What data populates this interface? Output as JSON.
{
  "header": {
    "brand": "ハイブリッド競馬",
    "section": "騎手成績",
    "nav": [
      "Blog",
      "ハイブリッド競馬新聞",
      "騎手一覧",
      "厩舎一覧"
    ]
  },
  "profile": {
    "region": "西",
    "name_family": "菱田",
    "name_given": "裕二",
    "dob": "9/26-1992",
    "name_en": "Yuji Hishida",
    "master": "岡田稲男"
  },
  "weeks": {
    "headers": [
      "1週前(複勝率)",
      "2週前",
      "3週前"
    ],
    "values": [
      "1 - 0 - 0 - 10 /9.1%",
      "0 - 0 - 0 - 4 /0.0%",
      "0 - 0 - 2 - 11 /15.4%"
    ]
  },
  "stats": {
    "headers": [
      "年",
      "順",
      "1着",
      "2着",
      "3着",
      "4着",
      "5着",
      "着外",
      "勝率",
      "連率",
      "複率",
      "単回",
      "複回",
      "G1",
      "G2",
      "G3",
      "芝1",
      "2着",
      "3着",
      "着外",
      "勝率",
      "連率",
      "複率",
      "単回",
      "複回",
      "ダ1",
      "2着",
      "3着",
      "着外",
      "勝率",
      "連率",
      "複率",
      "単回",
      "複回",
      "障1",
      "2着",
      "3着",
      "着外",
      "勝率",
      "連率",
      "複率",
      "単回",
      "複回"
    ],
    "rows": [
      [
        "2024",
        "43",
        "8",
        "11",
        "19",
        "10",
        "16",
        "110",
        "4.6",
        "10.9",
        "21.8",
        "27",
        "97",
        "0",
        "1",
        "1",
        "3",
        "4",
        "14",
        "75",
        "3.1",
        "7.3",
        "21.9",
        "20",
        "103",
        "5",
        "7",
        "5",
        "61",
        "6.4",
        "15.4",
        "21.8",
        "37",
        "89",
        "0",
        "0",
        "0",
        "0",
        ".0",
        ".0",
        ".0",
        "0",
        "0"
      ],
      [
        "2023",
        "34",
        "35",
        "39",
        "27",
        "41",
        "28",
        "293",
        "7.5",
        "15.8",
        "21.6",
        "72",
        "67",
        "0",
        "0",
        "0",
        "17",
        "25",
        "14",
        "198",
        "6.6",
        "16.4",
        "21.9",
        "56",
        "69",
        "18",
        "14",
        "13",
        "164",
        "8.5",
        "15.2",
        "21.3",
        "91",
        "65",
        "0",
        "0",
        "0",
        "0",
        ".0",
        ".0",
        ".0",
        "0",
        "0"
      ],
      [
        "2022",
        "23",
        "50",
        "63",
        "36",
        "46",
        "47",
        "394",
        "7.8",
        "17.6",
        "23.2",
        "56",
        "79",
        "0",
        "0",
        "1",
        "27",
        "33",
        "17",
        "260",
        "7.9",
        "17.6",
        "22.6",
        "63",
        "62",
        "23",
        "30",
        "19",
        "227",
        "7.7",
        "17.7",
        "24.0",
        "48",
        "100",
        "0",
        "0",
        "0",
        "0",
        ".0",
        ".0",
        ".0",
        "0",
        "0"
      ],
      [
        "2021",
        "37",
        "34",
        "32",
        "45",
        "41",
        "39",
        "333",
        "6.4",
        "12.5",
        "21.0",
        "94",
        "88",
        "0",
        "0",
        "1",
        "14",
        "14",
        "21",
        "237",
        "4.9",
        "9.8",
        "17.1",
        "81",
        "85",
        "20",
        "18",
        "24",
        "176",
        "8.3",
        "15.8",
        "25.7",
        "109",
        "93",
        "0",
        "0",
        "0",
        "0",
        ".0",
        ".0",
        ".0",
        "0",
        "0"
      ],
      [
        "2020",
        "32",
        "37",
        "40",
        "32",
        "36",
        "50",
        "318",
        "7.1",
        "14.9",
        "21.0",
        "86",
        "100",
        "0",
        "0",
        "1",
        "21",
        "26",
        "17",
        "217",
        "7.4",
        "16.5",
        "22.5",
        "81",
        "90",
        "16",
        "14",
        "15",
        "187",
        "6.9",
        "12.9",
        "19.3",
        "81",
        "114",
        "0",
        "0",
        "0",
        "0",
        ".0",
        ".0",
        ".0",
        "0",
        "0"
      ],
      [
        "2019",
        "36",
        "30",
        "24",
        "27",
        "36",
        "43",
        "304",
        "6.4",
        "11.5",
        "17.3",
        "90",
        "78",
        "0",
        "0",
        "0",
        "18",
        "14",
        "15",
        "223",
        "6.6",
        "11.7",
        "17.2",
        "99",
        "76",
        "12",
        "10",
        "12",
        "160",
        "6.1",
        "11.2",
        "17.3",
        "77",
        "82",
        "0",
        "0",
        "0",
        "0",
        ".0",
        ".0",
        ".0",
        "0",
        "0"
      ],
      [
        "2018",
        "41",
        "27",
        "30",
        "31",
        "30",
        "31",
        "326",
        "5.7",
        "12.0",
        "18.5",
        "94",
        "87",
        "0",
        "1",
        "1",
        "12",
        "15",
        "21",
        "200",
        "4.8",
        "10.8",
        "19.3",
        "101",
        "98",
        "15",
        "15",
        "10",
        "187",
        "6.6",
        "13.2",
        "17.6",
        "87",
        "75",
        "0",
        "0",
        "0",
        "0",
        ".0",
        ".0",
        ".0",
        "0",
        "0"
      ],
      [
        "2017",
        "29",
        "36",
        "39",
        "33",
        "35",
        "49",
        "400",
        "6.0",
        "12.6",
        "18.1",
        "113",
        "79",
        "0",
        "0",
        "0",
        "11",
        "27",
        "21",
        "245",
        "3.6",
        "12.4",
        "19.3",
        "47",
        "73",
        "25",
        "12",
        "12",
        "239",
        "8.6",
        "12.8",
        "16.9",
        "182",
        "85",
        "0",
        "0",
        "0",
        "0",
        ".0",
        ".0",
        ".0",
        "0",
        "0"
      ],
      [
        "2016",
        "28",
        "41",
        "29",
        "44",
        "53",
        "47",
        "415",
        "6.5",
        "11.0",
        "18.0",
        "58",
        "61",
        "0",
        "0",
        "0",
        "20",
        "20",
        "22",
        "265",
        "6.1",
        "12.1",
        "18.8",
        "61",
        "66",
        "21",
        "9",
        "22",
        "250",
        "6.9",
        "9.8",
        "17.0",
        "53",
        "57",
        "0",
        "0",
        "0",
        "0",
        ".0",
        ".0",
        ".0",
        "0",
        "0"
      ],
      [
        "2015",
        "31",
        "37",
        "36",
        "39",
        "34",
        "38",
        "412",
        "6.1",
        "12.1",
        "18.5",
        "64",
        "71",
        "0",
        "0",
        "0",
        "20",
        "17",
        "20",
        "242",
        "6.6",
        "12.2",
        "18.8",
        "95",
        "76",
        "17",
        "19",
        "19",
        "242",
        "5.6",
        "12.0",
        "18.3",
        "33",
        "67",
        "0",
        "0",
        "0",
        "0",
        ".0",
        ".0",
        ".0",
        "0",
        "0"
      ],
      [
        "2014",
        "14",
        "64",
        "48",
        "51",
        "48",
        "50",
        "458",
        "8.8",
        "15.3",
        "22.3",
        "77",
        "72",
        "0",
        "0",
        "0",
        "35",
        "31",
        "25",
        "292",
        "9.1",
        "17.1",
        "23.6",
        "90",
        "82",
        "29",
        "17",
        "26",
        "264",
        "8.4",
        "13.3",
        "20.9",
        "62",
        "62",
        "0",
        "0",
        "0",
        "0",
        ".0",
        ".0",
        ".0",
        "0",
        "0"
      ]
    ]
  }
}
· · · · · · ·
### WHAT TO WORK ON:
Please quote every record above exactly as it appears.

### TASK RESPONSE:
What data populates this interface? Output as JSON.
{
  "header": {
    "brand": "ハイブリッド競馬",
    "section": "騎手成績",
    "nav": [
      "Blog",
      "ハイブリッド競馬新聞",
      "騎手一覧",
      "厩舎一覧"
    ]
  },
  "profile": {
    "region": "西",
    "name_family": "菱田",
    "name_given": "裕二",
    "dob": "9/26-1992",
    "name_en": "Yuji Hishida",
    "master": "岡田稲男"
  },
  "weeks": {
    "headers": [
      "1週前(複勝率)",
      "2週前",
      "3週前"
    ],
    "values": [
      "1 - 0 - 0 - 10 /9.1%",
      "0 - 0 - 0 - 4 /0.0%",
      "0 - 0 - 2 - 11 /15.4%"
    ]
  },
  "stats": {
    "headers": [
      "年",
      "順",
      "1着",
      "2着",
      "3着",
      "4着",
      "5着",
      "着外",
      "勝率",
      "連率",
      "複率",
      "単回",
      "複回",
      "G1",
      "G2",
      "G3",
      "芝1",
      "2着",
      "3着",
      "着外",
      "勝率",
      "連率",
      "複率",
      "単回",
      "複回",
      "ダ1",
      "2着",
      "3着",
      "着外",
      "勝率",
      "連率",
      "複率",
      "単回",
      "複回",
      "障1",
      "2着",
      "3着",
      "着外",
      "勝率",
      "連率",
      "複率",
      "単回",
      "複回"
    ],
    "rows": [
      [
        "2024",
        "43",
        "8",
        "11",
        "19",
        "10",
        "16",
        "110",
        "4.6",
        "10.9",
        "21.8",
        "27",
        "97",
        "0",
        "1",
        "1",
        "3",
        "4",
        "14",
        "75",
        "3.1",
        "7.3",
        "21.9",
        "20",
        "103",
        "5",
        "7",
        "5",
        "61",
        "6.4",
        "15.4",
        "21.8",
        "37",
        "89",
        "0",
        "0",
        "0",
        "0",
        ".0",
        ".0",
        ".0",
        "0",
        "0"
      ],
      [
        "2023",
        "34",
        "35",
        "39",
        "27",
        "41",
        "28",
        "293",
        "7.5",
        "15.8",
        "21.6",
        "72",
        "67",
        "0",
        "0",
        "0",
        "17",
        "25",
        "14",
        "198",
        "6.6",
        "16.4",
        "21.9",
        "56",
        "69",
        "18",
        "14",
        "13",
        "164",
        "8.5",
        "15.2",
        "21.3",
        "91",
        "65",
        "0",
        "0",
        "0",
        "0",
        ".0",
        ".0",
        ".0",
        "0",
        "0"
      ],
      [
        "2022",
        "23",
        "50",
        "63",
        "36",
        "46",
        "47",
        "394",
        "7.8",
        "17.6",
        "23.2",
        "56",
        "79",
        "0",
        "0",
        "1",
        "27",
        "33",
        "17",
        "260",
        "7.9",
        "17.6",
        "22.6",
        "63",
        "62",
        "23",
        "30",
        "19",
        "227",
        "7.7",
        "17.7",
        "24.0",
        "48",
        "100",
        "0",
        "0",
        "0",
        "0",
        ".0",
        ".0",
        ".0",
        "0",
        "0"
      ],
      [
        "2021",
        "37",
        "34",
        "32",
        "45",
        "41",
        "39",
        "333",
        "6.4",
        "12.5",
        "21.0",
        "94",
        "88",
        "0",
        "0",
        "1",
        "14",
        "14",
        "21",
        "237",
        "4.9",
        "9.8",
        "17.1",
        "81",
        "85",
        "20",
        "18",
        "24",
        "176",
        "8.3",
        "15.8",
        "25.7",
        "109",
        "93",
        "0",
        "0",
        "0",
        "0",
        ".0",
        ".0",
        ".0",
        "0",
        "0"
      ],
      [
        "2020",
        "32",
        "37",
        "40",
        "32",
        "36",
        "50",
        "318",
        "7.1",
        "14.9",
        "21.0",
        "86",
        "100",
        "0",
        "0",
        "1",
        "21",
        "26",
        "17",
        "217",
        "7.4",
        "16.5",
        "22.5",
        "81",
        "90",
        "16",
        "14",
        "15",
        "187",
        "6.9",
        "12.9",
        "19.3",
        "81",
        "114",
        "0",
        "0",
        "0",
        "0",
        ".0",
        ".0",
        ".0",
        "0",
        "0"
      ],
      [
        "2019",
        "36",
        "30",
        "24",
        "27",
        "36",
        "43",
        "304",
        "6.4",
        "11.5",
        "17.3",
        "90",
        "78",
        "0",
        "0",
        "0",
        "18",
        "14",
        "15",
        "223",
        "6.6",
        "11.7",
        "17.2",
        "99",
        "76",
        "12",
        "10",
        "12",
        "160",
        "6.1",
        "11.2",
        "17.3",
        "77",
        "82",
        "0",
        "0",
        "0",
        "0",
        ".0",
        ".0",
        ".0",
        "0",
        "0"
      ],
      [
        "2018",
        "41",
        "27",
        "30",
        "31",
        "30",
        "31",
        "326",
        "5.7",
        "12.0",
        "18.5",
        "94",
        "87",
        "0",
        "1",
        "1",
        "12",
        "15",
        "21",
        "200",
        "4.8",
        "10.8",
        "19.3",
        "101",
        "98",
        "15",
        "15",
        "10",
        "187",
        "6.6",
        "13.2",
        "17.6",
        "87",
        "75",
        "0",
        "0",
        "0",
        "0",
        ".0",
        ".0",
        ".0",
        "0",
        "0"
      ],
      [
        "2017",
        "29",
        "36",
        "39",
        "33",
        "35",
        "49",
        "400",
        "6.0",
        "12.6",
        "18.1",
        "113",
        "79",
        "0",
        "0",
        "0",
        "11",
        "27",
        "21",
        "245",
        "3.6",
        "12.4",
        "19.3",
        "47",
        "73",
        "25",
        "12",
        "12",
        "239",
        "8.6",
        "12.8",
        "16.9",
        "182",
        "85",
        "0",
        "0",
        "0",
        "0",
        ".0",
        ".0",
        ".0",
        "0",
        "0"
      ],
      [
        "2016",
        "28",
        "41",
        "29",
        "44",
        "53",
        "47",
        "415",
        "6.5",
        "11.0",
        "18.0",
        "58",
        "61",
        "0",
        "0",
        "0",
        "20",
        "20",
        "22",
        "265",
        "6.1",
        "12.1",
        "18.8",
        "61",
        "66",
        "21",
        "9",
        "22",
        "250",
        "6.9",
        "9.8",
        "17.0",
        "53",
        "57",
        "0",
        "0",
        "0",
        "0",
        ".0",
        ".0",
        ".0",
        "0",
        "0"
      ],
      [
        "2015",
        "31",
        "37",
        "36",
        "39",
        "34",
        "38",
        "412",
        "6.1",
        "12.1",
        "18.5",
        "64",
        "71",
        "0",
        "0",
        "0",
        "20",
        "17",
        "20",
        "242",
        "6.6",
        "12.2",
        "18.8",
        "95",
        "76",
        "17",
        "19",
        "19",
        "242",
        "5.6",
        "12.0",
        "18.3",
        "33",
        "67",
        "0",
        "0",
        "0",
        "0",
        ".0",
        ".0",
        ".0",
        "0",
        "0"
      ],
      [
        "2014",
        "14",
        "64",
        "48",
        "51",
        "48",
        "50",
        "458",
        "8.8",
        "15.3",
        "22.3",
        "77",
        "72",
        "0",
        "0",
        "0",
        "35",
        "31",
        "25",
        "292",
        "9.1",
        "17.1",
        "23.6",
        "90",
        "82",
        "29",
        "17",
        "26",
        "264",
        "8.4",
        "13.3",
        "20.9",
        "62",
        "62",
        "0",
        "0",
        "0",
        "0",
        ".0",
        ".0",
        ".0",
        "0",
        "0"
      ]
    ]
  }
}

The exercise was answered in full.